* What is expected
Copy each line below that contains "возникающих".

* start Extracted data *

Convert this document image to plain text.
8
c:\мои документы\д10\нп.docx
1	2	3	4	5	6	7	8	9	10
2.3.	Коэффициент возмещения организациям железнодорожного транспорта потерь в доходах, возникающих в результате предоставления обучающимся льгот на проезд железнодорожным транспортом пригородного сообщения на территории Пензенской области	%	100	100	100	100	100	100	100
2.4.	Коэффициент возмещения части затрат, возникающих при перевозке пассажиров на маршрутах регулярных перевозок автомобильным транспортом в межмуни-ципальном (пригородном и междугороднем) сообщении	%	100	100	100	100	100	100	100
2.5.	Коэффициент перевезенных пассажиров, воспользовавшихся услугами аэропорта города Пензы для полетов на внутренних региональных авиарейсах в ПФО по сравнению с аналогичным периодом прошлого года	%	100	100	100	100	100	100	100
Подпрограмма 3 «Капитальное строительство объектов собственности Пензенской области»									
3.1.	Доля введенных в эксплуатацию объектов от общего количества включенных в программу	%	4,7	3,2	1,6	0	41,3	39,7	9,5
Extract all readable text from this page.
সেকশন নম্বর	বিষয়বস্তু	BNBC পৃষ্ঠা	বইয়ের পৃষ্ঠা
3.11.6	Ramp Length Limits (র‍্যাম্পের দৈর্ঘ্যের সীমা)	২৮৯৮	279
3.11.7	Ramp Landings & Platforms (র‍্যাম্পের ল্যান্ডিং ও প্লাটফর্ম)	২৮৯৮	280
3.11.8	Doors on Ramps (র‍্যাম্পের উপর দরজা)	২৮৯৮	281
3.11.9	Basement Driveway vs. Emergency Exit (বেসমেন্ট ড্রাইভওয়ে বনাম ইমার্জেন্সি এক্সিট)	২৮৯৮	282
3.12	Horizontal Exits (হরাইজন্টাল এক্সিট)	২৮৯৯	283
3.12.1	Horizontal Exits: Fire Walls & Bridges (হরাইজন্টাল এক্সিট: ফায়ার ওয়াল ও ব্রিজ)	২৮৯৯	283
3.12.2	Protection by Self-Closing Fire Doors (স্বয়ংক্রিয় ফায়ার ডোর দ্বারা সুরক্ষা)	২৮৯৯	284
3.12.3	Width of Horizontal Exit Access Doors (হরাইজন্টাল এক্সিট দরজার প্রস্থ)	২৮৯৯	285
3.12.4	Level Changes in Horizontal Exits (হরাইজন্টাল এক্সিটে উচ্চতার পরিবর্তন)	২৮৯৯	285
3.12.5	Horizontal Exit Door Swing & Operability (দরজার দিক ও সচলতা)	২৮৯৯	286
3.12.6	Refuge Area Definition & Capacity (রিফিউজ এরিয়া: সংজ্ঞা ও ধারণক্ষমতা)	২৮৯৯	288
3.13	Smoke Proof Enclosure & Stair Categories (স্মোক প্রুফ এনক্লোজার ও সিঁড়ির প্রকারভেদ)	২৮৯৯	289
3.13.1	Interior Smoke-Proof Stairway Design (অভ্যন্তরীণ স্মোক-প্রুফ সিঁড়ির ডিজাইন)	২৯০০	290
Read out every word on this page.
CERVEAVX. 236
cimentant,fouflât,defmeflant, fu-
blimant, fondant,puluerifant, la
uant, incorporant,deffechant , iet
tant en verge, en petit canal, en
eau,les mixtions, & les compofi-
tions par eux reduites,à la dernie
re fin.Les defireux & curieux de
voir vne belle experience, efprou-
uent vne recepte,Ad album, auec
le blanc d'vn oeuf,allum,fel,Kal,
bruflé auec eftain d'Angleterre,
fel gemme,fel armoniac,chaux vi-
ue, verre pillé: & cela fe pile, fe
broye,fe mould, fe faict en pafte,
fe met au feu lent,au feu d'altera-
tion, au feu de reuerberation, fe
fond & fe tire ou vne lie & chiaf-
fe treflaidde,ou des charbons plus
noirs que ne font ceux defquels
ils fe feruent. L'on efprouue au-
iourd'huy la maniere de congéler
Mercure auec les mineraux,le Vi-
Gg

* end Extracted data *

* Task response
2.3.	Коэффициент возмещения организациям железнодорожного транспорта потерь в доходах, возникающих в результате предоставления обучающимся льгот на проезд железнодорожным транспортом пригородного сообщения на территории Пензенской области	%	100	100	100	100	100	100	100
2.4.	Коэффициент возмещения части затрат, возникающих при перевозке пассажиров на маршрутах регулярных перевозок автомобильным транспортом в межмуни-ципальном (пригородном и междугороднем) сообщении	%	100	100	100	100	100	100	100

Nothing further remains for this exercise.